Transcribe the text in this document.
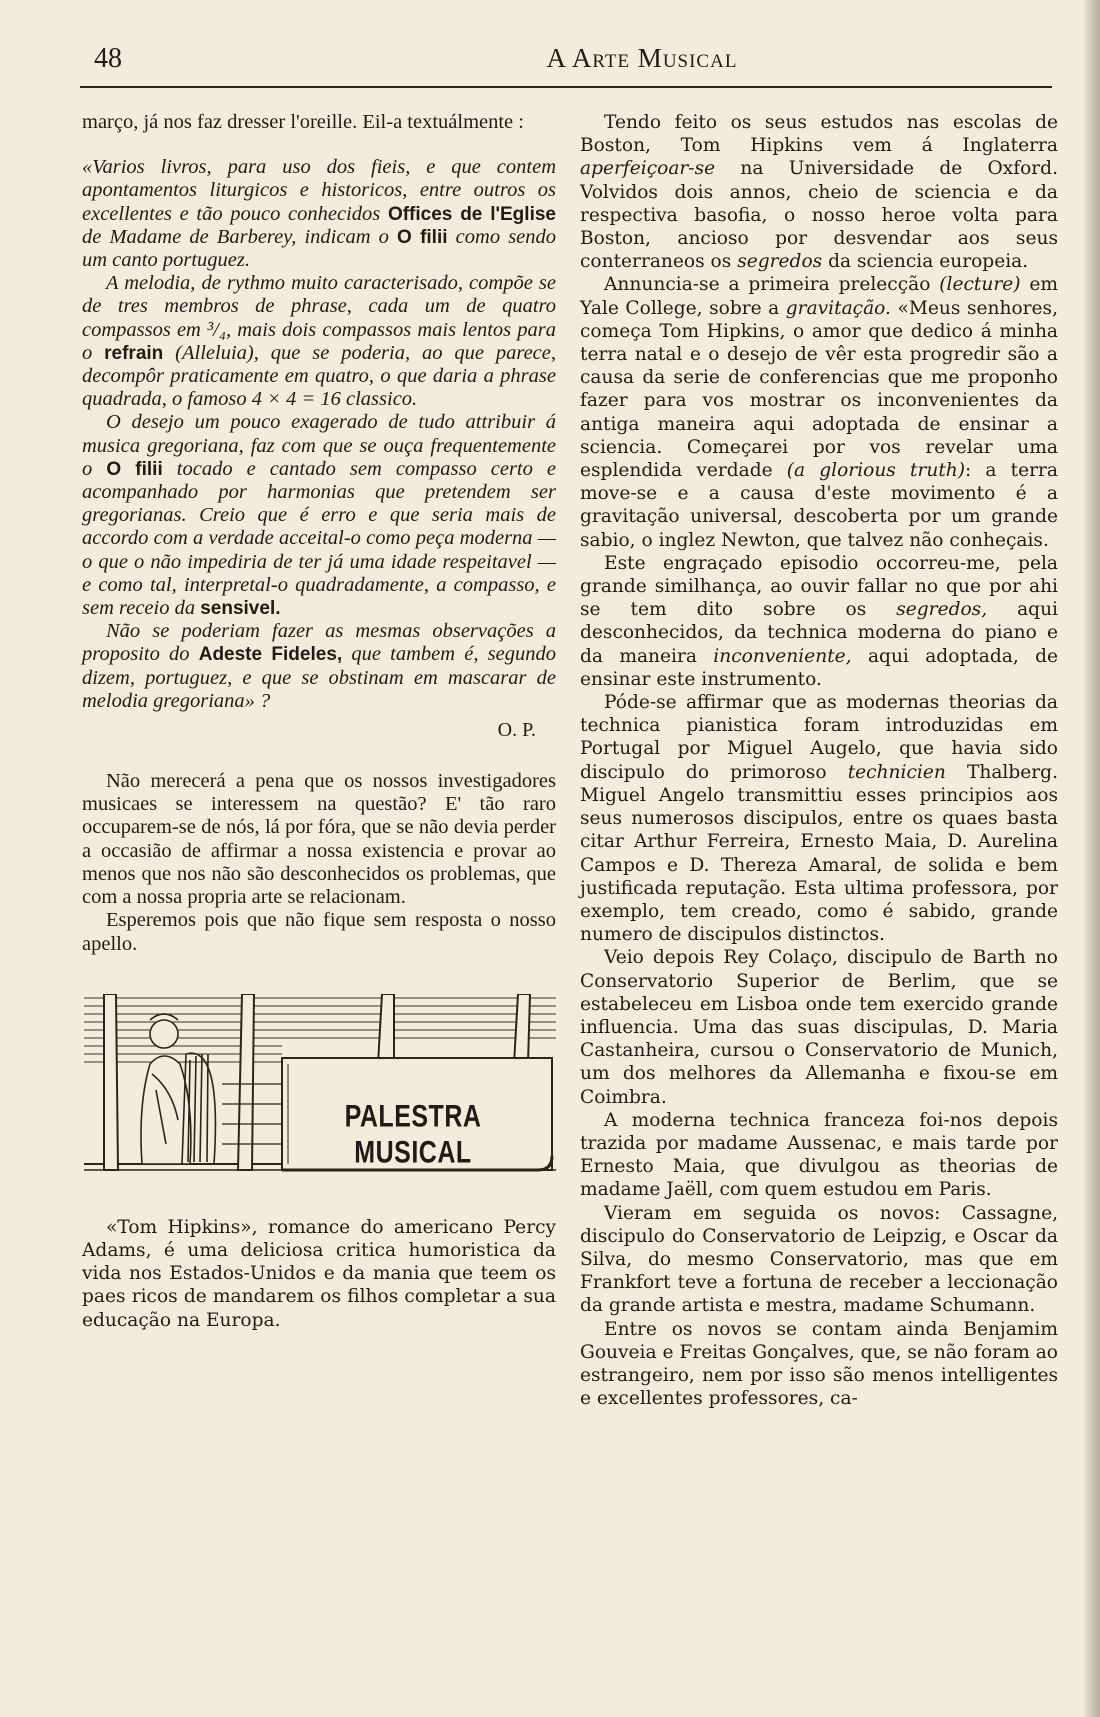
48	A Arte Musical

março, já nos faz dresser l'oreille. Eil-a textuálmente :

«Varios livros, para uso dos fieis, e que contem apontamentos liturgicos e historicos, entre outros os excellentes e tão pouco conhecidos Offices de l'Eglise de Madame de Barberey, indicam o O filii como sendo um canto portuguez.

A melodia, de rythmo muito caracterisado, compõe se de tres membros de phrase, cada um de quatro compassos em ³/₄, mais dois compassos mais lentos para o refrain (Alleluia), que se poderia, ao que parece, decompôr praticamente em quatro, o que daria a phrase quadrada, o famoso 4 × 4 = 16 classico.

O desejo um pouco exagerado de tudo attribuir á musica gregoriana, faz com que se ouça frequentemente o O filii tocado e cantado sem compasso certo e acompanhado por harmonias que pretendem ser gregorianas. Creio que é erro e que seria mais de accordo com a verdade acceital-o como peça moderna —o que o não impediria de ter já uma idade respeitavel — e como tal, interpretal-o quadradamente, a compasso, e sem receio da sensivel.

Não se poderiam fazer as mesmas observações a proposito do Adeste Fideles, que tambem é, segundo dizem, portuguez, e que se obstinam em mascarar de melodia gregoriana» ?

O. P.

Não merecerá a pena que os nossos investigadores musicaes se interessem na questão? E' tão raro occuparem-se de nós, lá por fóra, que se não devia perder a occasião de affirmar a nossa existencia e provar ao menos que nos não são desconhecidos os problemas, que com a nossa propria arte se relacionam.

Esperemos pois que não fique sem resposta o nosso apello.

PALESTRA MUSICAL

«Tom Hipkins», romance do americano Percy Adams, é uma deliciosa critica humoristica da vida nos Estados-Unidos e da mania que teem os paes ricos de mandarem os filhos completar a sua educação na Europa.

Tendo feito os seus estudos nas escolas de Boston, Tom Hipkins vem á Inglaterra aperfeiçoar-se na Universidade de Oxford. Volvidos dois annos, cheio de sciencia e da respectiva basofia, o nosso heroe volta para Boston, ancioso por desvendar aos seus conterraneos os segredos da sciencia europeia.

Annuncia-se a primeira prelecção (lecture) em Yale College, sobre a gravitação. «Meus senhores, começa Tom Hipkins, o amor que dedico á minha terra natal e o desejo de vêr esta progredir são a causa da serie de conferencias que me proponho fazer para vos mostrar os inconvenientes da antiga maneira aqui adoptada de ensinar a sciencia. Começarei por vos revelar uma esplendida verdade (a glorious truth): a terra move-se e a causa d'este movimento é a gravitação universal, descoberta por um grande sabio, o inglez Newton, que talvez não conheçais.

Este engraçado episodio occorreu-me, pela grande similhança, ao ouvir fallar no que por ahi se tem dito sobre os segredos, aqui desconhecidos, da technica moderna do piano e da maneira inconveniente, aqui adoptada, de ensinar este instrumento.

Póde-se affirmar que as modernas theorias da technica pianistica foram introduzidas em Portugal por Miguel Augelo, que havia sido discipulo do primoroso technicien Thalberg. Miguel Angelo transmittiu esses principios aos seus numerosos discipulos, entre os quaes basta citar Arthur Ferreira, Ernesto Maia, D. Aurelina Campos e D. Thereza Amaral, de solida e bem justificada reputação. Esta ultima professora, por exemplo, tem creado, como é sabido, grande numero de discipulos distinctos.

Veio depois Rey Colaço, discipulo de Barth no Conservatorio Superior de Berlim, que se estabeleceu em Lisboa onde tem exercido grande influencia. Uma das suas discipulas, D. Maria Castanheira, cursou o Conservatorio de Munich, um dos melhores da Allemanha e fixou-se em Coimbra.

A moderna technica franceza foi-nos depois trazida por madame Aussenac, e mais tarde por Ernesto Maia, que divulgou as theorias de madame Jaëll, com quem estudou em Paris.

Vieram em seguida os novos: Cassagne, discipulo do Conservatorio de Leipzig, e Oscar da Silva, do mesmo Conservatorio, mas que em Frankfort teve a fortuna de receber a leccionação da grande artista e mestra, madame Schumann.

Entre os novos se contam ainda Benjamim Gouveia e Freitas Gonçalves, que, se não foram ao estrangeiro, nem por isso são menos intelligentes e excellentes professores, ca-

TASK GOAL
Locate the lines above that contain "segredos" and copy them.

RESPONSE BELOW
Tendo feito os seus estudos nas escolas de Boston, Tom Hipkins vem á Inglaterra aperfeiçoar-se na Universidade de Oxford. Volvidos dois annos, cheio de sciencia e da respectiva basofia, o nosso heroe volta para Boston, ancioso por desvendar aos seus conterraneos os segredos da sciencia europeia.
Este engraçado episodio occorreu-me, pela grande similhança, ao ouvir fallar no que por ahi se tem dito sobre os segredos, aqui desconhecidos, da technica moderna do piano e da maneira inconveniente, aqui adoptada, de ensinar este instrumento.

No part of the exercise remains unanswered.